**Problem description:** Could you extract every line of the material and reproduce each one unchanged?

:: Entries shown ::

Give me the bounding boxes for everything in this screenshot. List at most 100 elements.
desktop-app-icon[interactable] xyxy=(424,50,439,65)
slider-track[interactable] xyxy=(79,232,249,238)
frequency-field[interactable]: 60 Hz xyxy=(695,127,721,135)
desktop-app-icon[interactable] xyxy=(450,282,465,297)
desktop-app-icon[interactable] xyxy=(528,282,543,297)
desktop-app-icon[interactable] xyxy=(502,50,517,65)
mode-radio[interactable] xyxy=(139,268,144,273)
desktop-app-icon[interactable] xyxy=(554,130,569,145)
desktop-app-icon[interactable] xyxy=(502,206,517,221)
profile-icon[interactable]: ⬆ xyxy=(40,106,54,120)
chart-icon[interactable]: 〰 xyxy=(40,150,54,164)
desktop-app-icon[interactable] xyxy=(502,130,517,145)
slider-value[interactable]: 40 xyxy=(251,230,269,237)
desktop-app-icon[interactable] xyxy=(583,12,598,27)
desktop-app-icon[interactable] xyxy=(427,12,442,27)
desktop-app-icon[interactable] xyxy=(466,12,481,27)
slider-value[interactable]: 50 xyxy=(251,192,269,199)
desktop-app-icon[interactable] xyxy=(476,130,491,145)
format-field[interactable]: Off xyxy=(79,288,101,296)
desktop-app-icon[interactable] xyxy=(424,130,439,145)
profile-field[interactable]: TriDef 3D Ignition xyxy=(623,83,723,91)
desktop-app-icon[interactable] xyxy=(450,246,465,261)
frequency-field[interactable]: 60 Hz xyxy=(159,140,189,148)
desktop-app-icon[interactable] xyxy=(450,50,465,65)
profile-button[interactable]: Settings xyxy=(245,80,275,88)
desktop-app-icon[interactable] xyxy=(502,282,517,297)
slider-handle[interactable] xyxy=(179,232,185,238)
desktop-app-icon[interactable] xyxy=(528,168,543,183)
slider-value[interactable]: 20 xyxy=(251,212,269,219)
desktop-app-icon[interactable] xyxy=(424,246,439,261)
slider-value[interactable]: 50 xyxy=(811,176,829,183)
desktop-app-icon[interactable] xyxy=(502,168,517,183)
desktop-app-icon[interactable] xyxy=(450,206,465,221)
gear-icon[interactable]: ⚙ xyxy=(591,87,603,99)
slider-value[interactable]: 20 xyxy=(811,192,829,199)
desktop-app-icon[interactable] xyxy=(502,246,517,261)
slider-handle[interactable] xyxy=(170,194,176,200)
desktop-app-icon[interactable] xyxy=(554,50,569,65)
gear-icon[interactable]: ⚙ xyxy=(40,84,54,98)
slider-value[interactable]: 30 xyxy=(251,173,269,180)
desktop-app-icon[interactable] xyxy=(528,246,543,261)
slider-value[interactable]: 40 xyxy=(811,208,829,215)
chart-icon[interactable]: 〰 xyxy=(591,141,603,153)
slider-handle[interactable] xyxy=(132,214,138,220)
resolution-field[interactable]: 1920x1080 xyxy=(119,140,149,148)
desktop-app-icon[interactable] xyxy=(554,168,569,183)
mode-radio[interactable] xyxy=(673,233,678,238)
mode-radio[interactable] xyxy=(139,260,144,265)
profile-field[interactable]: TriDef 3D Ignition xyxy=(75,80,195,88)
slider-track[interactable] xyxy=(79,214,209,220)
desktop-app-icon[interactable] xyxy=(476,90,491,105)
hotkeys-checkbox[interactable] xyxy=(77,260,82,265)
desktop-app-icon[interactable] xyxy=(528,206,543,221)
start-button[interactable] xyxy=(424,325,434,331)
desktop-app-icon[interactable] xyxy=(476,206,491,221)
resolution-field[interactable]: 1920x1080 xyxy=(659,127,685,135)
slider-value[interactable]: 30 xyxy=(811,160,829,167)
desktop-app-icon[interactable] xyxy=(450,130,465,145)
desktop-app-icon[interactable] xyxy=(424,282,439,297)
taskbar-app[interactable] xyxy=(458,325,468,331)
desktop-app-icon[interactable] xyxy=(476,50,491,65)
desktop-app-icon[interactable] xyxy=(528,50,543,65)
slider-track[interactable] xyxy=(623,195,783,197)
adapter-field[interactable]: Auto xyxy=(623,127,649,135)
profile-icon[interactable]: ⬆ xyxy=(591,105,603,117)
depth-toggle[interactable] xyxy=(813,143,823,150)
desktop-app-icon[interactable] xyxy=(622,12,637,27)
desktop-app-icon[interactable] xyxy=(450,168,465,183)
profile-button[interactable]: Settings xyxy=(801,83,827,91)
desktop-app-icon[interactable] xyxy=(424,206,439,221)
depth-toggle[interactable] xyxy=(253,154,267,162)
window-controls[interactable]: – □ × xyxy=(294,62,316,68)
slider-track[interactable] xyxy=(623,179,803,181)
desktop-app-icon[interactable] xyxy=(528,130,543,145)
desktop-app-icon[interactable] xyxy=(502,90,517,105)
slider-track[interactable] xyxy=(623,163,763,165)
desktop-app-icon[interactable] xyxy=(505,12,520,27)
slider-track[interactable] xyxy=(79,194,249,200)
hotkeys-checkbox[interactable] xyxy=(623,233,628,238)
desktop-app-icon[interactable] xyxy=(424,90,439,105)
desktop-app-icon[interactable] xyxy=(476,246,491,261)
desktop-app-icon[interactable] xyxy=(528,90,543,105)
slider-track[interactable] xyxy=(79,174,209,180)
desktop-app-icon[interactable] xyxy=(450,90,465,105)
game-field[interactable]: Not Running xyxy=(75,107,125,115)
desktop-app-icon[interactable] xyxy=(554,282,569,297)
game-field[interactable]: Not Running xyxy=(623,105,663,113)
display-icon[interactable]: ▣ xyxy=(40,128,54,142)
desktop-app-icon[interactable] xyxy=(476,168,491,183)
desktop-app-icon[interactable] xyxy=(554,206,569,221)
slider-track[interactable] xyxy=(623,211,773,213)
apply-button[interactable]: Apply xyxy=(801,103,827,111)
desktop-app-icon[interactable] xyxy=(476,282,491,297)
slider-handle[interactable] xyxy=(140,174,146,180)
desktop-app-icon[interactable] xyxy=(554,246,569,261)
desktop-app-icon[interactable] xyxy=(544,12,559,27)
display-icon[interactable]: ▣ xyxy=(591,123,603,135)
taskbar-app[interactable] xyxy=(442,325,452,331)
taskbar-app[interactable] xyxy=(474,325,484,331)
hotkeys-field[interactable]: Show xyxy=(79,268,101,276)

:::

**Response:**
Give me the bounding boxes for everything in this screenshot. List at most 100 elements.
desktop-app-icon[interactable] xyxy=(424,50,439,65)
slider-track[interactable] xyxy=(79,232,249,238)
frequency-field[interactable]: 60 Hz xyxy=(695,127,721,135)
desktop-app-icon[interactable] xyxy=(450,282,465,297)
desktop-app-icon[interactable] xyxy=(528,282,543,297)
desktop-app-icon[interactable] xyxy=(502,50,517,65)
mode-radio[interactable] xyxy=(139,268,144,273)
desktop-app-icon[interactable] xyxy=(554,130,569,145)
desktop-app-icon[interactable] xyxy=(502,206,517,221)
profile-icon[interactable]: ⬆ xyxy=(40,106,54,120)
chart-icon[interactable]: 〰 xyxy=(40,150,54,164)
desktop-app-icon[interactable] xyxy=(502,130,517,145)
slider-value[interactable]: 40 xyxy=(251,230,269,237)
desktop-app-icon[interactable] xyxy=(583,12,598,27)
desktop-app-icon[interactable] xyxy=(427,12,442,27)
desktop-app-icon[interactable] xyxy=(466,12,481,27)
slider-value[interactable]: 50 xyxy=(251,192,269,199)
desktop-app-icon[interactable] xyxy=(476,130,491,145)
format-field[interactable]: Off xyxy=(79,288,101,296)
desktop-app-icon[interactable] xyxy=(424,130,439,145)
profile-field[interactable]: TriDef 3D Ignition xyxy=(623,83,723,91)
desktop-app-icon[interactable] xyxy=(450,246,465,261)
frequency-field[interactable]: 60 Hz xyxy=(159,140,189,148)
desktop-app-icon[interactable] xyxy=(450,50,465,65)
profile-button[interactable]: Settings xyxy=(245,80,275,88)
desktop-app-icon[interactable] xyxy=(502,282,517,297)
slider-handle[interactable] xyxy=(179,232,185,238)
desktop-app-icon[interactable] xyxy=(528,168,543,183)
slider-value[interactable]: 20 xyxy=(251,212,269,219)
desktop-app-icon[interactable] xyxy=(424,246,439,261)
slider-value[interactable]: 50 xyxy=(811,176,829,183)
desktop-app-icon[interactable] xyxy=(502,168,517,183)
desktop-app-icon[interactable] xyxy=(450,206,465,221)
gear-icon[interactable]: ⚙ xyxy=(591,87,603,99)
slider-value[interactable]: 20 xyxy=(811,192,829,199)
desktop-app-icon[interactable] xyxy=(502,246,517,261)
slider-handle[interactable] xyxy=(170,194,176,200)
desktop-app-icon[interactable] xyxy=(554,50,569,65)
gear-icon[interactable]: ⚙ xyxy=(40,84,54,98)
slider-value[interactable]: 30 xyxy=(251,173,269,180)
desktop-app-icon[interactable] xyxy=(528,246,543,261)
slider-value[interactable]: 40 xyxy=(811,208,829,215)
chart-icon[interactable]: 〰 xyxy=(591,141,603,153)
slider-handle[interactable] xyxy=(132,214,138,220)
resolution-field[interactable]: 1920x1080 xyxy=(119,140,149,148)
desktop-app-icon[interactable] xyxy=(554,168,569,183)
mode-radio[interactable] xyxy=(673,233,678,238)
mode-radio[interactable] xyxy=(139,260,144,265)
profile-field[interactable]: TriDef 3D Ignition xyxy=(75,80,195,88)
slider-track[interactable] xyxy=(79,214,209,220)
desktop-app-icon[interactable] xyxy=(476,90,491,105)
hotkeys-checkbox[interactable] xyxy=(77,260,82,265)
desktop-app-icon[interactable] xyxy=(528,206,543,221)
start-button[interactable] xyxy=(424,325,434,331)
desktop-app-icon[interactable] xyxy=(476,206,491,221)
resolution-field[interactable]: 1920x1080 xyxy=(659,127,685,135)
slider-value[interactable]: 30 xyxy=(811,160,829,167)
desktop-app-icon[interactable] xyxy=(450,130,465,145)
desktop-app-icon[interactable] xyxy=(424,282,439,297)
taskbar-app[interactable] xyxy=(458,325,468,331)
desktop-app-icon[interactable] xyxy=(476,50,491,65)
desktop-app-icon[interactable] xyxy=(528,50,543,65)
slider-track[interactable] xyxy=(623,195,783,197)
adapter-field[interactable]: Auto xyxy=(623,127,649,135)
profile-icon[interactable]: ⬆ xyxy=(591,105,603,117)
depth-toggle[interactable] xyxy=(813,143,823,150)
desktop-app-icon[interactable] xyxy=(622,12,637,27)
desktop-app-icon[interactable] xyxy=(450,168,465,183)
profile-button[interactable]: Settings xyxy=(801,83,827,91)
desktop-app-icon[interactable] xyxy=(424,206,439,221)
depth-toggle[interactable] xyxy=(253,154,267,162)
window-controls[interactable]: – □ × xyxy=(294,62,316,68)
slider-track[interactable] xyxy=(623,179,803,181)
desktop-app-icon[interactable] xyxy=(528,130,543,145)
desktop-app-icon[interactable] xyxy=(502,90,517,105)
slider-track[interactable] xyxy=(623,163,763,165)
desktop-app-icon[interactable] xyxy=(505,12,520,27)
slider-track[interactable] xyxy=(79,194,249,200)
hotkeys-checkbox[interactable] xyxy=(623,233,628,238)
desktop-app-icon[interactable] xyxy=(424,90,439,105)
desktop-app-icon[interactable] xyxy=(476,246,491,261)
desktop-app-icon[interactable] xyxy=(528,90,543,105)
slider-track[interactable] xyxy=(79,174,209,180)
desktop-app-icon[interactable] xyxy=(450,90,465,105)
game-field[interactable]: Not Running xyxy=(75,107,125,115)
desktop-app-icon[interactable] xyxy=(554,282,569,297)
game-field[interactable]: Not Running xyxy=(623,105,663,113)
display-icon[interactable]: ▣ xyxy=(40,128,54,142)
desktop-app-icon[interactable] xyxy=(476,168,491,183)
desktop-app-icon[interactable] xyxy=(554,206,569,221)
slider-track[interactable] xyxy=(623,211,773,213)
apply-button[interactable]: Apply xyxy=(801,103,827,111)
desktop-app-icon[interactable] xyxy=(476,282,491,297)
slider-handle[interactable] xyxy=(140,174,146,180)
desktop-app-icon[interactable] xyxy=(554,246,569,261)
desktop-app-icon[interactable] xyxy=(544,12,559,27)
display-icon[interactable]: ▣ xyxy=(591,123,603,135)
taskbar-app[interactable] xyxy=(442,325,452,331)
taskbar-app[interactable] xyxy=(474,325,484,331)
hotkeys-field[interactable]: Show xyxy=(79,268,101,276)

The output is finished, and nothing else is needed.